◆ WHAT IS NEEDED
Retype all of the data. Every line must match exactly.

◆ EXERCISE INPUT

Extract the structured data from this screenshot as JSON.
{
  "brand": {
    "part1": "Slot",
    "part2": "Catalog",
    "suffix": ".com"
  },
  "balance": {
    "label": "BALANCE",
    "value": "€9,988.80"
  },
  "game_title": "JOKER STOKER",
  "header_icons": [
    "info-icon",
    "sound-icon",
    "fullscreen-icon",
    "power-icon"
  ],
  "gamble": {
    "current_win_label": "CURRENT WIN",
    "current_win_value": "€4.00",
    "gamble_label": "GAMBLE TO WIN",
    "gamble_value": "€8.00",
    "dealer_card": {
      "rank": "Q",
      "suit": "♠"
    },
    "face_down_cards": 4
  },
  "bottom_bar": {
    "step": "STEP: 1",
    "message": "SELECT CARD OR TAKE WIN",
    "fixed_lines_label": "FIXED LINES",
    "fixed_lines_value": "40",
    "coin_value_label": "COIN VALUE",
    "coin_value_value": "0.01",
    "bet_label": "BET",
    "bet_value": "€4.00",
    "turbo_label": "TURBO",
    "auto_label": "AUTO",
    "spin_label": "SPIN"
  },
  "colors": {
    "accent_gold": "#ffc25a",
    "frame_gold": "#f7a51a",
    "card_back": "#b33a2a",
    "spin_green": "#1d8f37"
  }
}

◆ RESULT
Extract the structured data from this screenshot as JSON.
{
  "brand": {
    "part1": "Slot",
    "part2": "Catalog",
    "suffix": ".com"
  },
  "balance": {
    "label": "BALANCE",
    "value": "€9,988.80"
  },
  "game_title": "JOKER STOKER",
  "header_icons": [
    "info-icon",
    "sound-icon",
    "fullscreen-icon",
    "power-icon"
  ],
  "gamble": {
    "current_win_label": "CURRENT WIN",
    "current_win_value": "€4.00",
    "gamble_label": "GAMBLE TO WIN",
    "gamble_value": "€8.00",
    "dealer_card": {
      "rank": "Q",
      "suit": "♠"
    },
    "face_down_cards": 4
  },
  "bottom_bar": {
    "step": "STEP: 1",
    "message": "SELECT CARD OR TAKE WIN",
    "fixed_lines_label": "FIXED LINES",
    "fixed_lines_value": "40",
    "coin_value_label": "COIN VALUE",
    "coin_value_value": "0.01",
    "bet_label": "BET",
    "bet_value": "€4.00",
    "turbo_label": "TURBO",
    "auto_label": "AUTO",
    "spin_label": "SPIN"
  },
  "colors": {
    "accent_gold": "#ffc25a",
    "frame_gold": "#f7a51a",
    "card_back": "#b33a2a",
    "spin_green": "#1d8f37"
  }
}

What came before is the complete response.